Will you print the material below without altering a single character?
* start INPUT ROWS *
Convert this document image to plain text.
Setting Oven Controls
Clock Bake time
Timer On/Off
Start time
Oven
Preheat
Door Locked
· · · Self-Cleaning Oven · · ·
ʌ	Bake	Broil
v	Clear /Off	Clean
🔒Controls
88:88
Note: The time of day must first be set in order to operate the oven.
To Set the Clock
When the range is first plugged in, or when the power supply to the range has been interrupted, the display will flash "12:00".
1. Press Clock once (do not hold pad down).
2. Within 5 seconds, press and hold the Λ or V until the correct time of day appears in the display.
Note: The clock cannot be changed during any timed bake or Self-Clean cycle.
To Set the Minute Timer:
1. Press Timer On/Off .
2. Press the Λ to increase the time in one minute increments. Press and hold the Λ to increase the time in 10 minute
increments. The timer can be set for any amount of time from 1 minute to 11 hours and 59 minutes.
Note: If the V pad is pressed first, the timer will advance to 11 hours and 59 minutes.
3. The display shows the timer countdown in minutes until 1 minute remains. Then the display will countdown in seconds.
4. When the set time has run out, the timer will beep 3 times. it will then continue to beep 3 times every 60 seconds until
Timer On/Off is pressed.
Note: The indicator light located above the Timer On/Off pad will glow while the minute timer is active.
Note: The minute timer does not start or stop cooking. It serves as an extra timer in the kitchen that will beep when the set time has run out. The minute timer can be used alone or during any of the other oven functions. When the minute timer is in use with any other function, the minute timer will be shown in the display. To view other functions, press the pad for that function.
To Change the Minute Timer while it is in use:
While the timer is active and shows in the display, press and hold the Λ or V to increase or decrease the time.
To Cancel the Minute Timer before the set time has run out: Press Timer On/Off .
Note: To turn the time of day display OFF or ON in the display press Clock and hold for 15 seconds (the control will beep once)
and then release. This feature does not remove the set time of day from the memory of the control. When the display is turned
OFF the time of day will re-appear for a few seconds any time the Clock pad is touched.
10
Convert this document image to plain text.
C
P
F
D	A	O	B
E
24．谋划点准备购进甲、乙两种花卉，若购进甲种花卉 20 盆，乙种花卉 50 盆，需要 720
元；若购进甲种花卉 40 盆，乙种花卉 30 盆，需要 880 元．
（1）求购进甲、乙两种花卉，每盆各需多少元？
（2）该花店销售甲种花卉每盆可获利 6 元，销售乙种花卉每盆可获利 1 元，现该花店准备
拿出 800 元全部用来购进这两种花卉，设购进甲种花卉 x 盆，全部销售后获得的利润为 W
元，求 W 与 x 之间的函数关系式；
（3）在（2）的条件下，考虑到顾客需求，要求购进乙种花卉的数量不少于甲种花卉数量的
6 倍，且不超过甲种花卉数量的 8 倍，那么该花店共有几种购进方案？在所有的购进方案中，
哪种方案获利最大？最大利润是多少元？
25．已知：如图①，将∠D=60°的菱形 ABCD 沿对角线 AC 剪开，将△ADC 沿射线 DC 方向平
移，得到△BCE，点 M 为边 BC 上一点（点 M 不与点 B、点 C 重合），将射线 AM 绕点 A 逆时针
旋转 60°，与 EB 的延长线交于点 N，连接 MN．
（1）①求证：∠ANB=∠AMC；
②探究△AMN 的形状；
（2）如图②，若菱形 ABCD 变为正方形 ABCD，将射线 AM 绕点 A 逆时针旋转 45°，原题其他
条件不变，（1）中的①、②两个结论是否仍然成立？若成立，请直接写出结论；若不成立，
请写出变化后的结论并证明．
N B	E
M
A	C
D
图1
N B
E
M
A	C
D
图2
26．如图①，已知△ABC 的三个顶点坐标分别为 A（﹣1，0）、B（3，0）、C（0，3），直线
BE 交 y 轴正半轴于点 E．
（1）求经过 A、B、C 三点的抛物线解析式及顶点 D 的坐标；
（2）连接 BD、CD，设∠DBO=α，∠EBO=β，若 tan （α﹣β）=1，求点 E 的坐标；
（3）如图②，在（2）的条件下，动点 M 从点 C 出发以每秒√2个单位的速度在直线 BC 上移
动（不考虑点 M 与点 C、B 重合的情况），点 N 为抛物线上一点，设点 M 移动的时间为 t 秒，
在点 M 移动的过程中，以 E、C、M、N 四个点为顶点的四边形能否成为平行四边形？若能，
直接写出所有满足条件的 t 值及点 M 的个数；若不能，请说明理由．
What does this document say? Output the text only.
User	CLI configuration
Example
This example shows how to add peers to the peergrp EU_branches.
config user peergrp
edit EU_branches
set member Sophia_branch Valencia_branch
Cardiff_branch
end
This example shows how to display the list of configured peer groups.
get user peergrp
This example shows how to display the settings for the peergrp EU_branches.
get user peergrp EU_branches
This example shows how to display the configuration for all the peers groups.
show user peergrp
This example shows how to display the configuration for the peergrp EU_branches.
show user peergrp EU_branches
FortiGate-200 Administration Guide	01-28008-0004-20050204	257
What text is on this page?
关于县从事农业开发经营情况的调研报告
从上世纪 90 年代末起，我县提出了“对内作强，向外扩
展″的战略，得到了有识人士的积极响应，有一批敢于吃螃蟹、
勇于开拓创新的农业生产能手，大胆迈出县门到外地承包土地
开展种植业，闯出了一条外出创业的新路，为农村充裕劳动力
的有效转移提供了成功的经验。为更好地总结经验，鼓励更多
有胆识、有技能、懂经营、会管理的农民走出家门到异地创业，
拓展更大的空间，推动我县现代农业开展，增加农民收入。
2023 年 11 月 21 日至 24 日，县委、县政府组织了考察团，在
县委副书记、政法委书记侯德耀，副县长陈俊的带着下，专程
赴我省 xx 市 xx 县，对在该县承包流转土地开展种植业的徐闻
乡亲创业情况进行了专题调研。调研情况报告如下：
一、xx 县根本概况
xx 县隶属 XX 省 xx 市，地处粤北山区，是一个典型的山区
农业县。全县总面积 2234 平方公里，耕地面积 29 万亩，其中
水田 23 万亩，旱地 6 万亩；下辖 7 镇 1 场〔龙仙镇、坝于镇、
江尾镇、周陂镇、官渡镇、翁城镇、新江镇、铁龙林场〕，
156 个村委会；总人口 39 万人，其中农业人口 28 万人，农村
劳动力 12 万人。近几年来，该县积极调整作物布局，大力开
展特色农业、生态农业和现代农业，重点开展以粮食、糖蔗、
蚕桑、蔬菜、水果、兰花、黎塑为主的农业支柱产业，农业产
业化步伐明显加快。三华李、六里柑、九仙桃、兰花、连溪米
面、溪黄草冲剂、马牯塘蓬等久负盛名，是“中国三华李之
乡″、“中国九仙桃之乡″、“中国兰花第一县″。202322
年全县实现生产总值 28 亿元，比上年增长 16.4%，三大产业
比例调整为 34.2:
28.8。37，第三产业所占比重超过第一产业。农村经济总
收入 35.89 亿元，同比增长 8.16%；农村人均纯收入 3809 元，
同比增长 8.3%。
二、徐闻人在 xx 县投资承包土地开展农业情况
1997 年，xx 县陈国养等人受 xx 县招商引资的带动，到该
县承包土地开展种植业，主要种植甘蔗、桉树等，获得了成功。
* end INPUT ROWS *
■ **RESPONSE TO THE TASK**
Convert this document image to plain text.
Setting Oven Controls
Clock Bake time
Timer On/Off
Start time
Oven
Preheat
Door Locked
· · · Self-Cleaning Oven · · ·
ʌ	Bake	Broil
v	Clear /Off	Clean
🔒Controls
88:88
Note: The time of day must first be set in order to operate the oven.
To Set the Clock
When the range is first plugged in, or when the power supply to the range has been interrupted, the display will flash "12:00".
1. Press Clock once (do not hold pad down).
2. Within 5 seconds, press and hold the Λ or V until the correct time of day appears in the display.
Note: The clock cannot be changed during any timed bake or Self-Clean cycle.
To Set the Minute Timer:
1. Press Timer On/Off .
2. Press the Λ to increase the time in one minute increments. Press and hold the Λ to increase the time in 10 minute
increments. The timer can be set for any amount of time from 1 minute to 11 hours and 59 minutes.
Note: If the V pad is pressed first, the timer will advance to 11 hours and 59 minutes.
3. The display shows the timer countdown in minutes until 1 minute remains. Then the display will countdown in seconds.
4. When the set time has run out, the timer will beep 3 times. it will then continue to beep 3 times every 60 seconds until
Timer On/Off is pressed.
Note: The indicator light located above the Timer On/Off pad will glow while the minute timer is active.
Note: The minute timer does not start or stop cooking. It serves as an extra timer in the kitchen that will beep when the set time has run out. The minute timer can be used alone or during any of the other oven functions. When the minute timer is in use with any other function, the minute timer will be shown in the display. To view other functions, press the pad for that function.
To Change the Minute Timer while it is in use:
While the timer is active and shows in the display, press and hold the Λ or V to increase or decrease the time.
To Cancel the Minute Timer before the set time has run out: Press Timer On/Off .
Note: To turn the time of day display OFF or ON in the display press Clock and hold for 15 seconds (the control will beep once)
and then release. This feature does not remove the set time of day from the memory of the control. When the display is turned
OFF the time of day will re-appear for a few seconds any time the Clock pad is touched.
10
Convert this document image to plain text.
C
P
F
D	A	O	B
E
24．谋划点准备购进甲、乙两种花卉，若购进甲种花卉 20 盆，乙种花卉 50 盆，需要 720
元；若购进甲种花卉 40 盆，乙种花卉 30 盆，需要 880 元．
（1）求购进甲、乙两种花卉，每盆各需多少元？
（2）该花店销售甲种花卉每盆可获利 6 元，销售乙种花卉每盆可获利 1 元，现该花店准备
拿出 800 元全部用来购进这两种花卉，设购进甲种花卉 x 盆，全部销售后获得的利润为 W
元，求 W 与 x 之间的函数关系式；
（3）在（2）的条件下，考虑到顾客需求，要求购进乙种花卉的数量不少于甲种花卉数量的
6 倍，且不超过甲种花卉数量的 8 倍，那么该花店共有几种购进方案？在所有的购进方案中，
哪种方案获利最大？最大利润是多少元？
25．已知：如图①，将∠D=60°的菱形 ABCD 沿对角线 AC 剪开，将△ADC 沿射线 DC 方向平
移，得到△BCE，点 M 为边 BC 上一点（点 M 不与点 B、点 C 重合），将射线 AM 绕点 A 逆时针
旋转 60°，与 EB 的延长线交于点 N，连接 MN．
（1）①求证：∠ANB=∠AMC；
②探究△AMN 的形状；
（2）如图②，若菱形 ABCD 变为正方形 ABCD，将射线 AM 绕点 A 逆时针旋转 45°，原题其他
条件不变，（1）中的①、②两个结论是否仍然成立？若成立，请直接写出结论；若不成立，
请写出变化后的结论并证明．
N B	E
M
A	C
D
图1
N B
E
M
A	C
D
图2
26．如图①，已知△ABC 的三个顶点坐标分别为 A（﹣1，0）、B（3，0）、C（0，3），直线
BE 交 y 轴正半轴于点 E．
（1）求经过 A、B、C 三点的抛物线解析式及顶点 D 的坐标；
（2）连接 BD、CD，设∠DBO=α，∠EBO=β，若 tan （α﹣β）=1，求点 E 的坐标；
（3）如图②，在（2）的条件下，动点 M 从点 C 出发以每秒√2个单位的速度在直线 BC 上移
动（不考虑点 M 与点 C、B 重合的情况），点 N 为抛物线上一点，设点 M 移动的时间为 t 秒，
在点 M 移动的过程中，以 E、C、M、N 四个点为顶点的四边形能否成为平行四边形？若能，
直接写出所有满足条件的 t 值及点 M 的个数；若不能，请说明理由．
What does this document say? Output the text only.
User	CLI configuration
Example
This example shows how to add peers to the peergrp EU_branches.
config user peergrp
edit EU_branches
set member Sophia_branch Valencia_branch
Cardiff_branch
end
This example shows how to display the list of configured peer groups.
get user peergrp
This example shows how to display the settings for the peergrp EU_branches.
get user peergrp EU_branches
This example shows how to display the configuration for all the peers groups.
show user peergrp
This example shows how to display the configuration for the peergrp EU_branches.
show user peergrp EU_branches
FortiGate-200 Administration Guide	01-28008-0004-20050204	257
What text is on this page?
关于县从事农业开发经营情况的调研报告
从上世纪 90 年代末起，我县提出了“对内作强，向外扩
展″的战略，得到了有识人士的积极响应，有一批敢于吃螃蟹、
勇于开拓创新的农业生产能手，大胆迈出县门到外地承包土地
开展种植业，闯出了一条外出创业的新路，为农村充裕劳动力
的有效转移提供了成功的经验。为更好地总结经验，鼓励更多
有胆识、有技能、懂经营、会管理的农民走出家门到异地创业，
拓展更大的空间，推动我县现代农业开展，增加农民收入。
2023 年 11 月 21 日至 24 日，县委、县政府组织了考察团，在
县委副书记、政法委书记侯德耀，副县长陈俊的带着下，专程
赴我省 xx 市 xx 县，对在该县承包流转土地开展种植业的徐闻
乡亲创业情况进行了专题调研。调研情况报告如下：
一、xx 县根本概况
xx 县隶属 XX 省 xx 市，地处粤北山区，是一个典型的山区
农业县。全县总面积 2234 平方公里，耕地面积 29 万亩，其中
水田 23 万亩，旱地 6 万亩；下辖 7 镇 1 场〔龙仙镇、坝于镇、
江尾镇、周陂镇、官渡镇、翁城镇、新江镇、铁龙林场〕，
156 个村委会；总人口 39 万人，其中农业人口 28 万人，农村
劳动力 12 万人。近几年来，该县积极调整作物布局，大力开
展特色农业、生态农业和现代农业，重点开展以粮食、糖蔗、
蚕桑、蔬菜、水果、兰花、黎塑为主的农业支柱产业，农业产
业化步伐明显加快。三华李、六里柑、九仙桃、兰花、连溪米
面、溪黄草冲剂、马牯塘蓬等久负盛名，是“中国三华李之
乡″、“中国九仙桃之乡″、“中国兰花第一县″。202322
年全县实现生产总值 28 亿元，比上年增长 16.4%，三大产业
比例调整为 34.2:
28.8。37，第三产业所占比重超过第一产业。农村经济总
收入 35.89 亿元，同比增长 8.16%；农村人均纯收入 3809 元，
同比增长 8.3%。
二、徐闻人在 xx 县投资承包土地开展农业情况
1997 年，xx 县陈国养等人受 xx 县招商引资的带动，到该
县承包土地开展种植业，主要种植甘蔗、桉树等，获得了成功。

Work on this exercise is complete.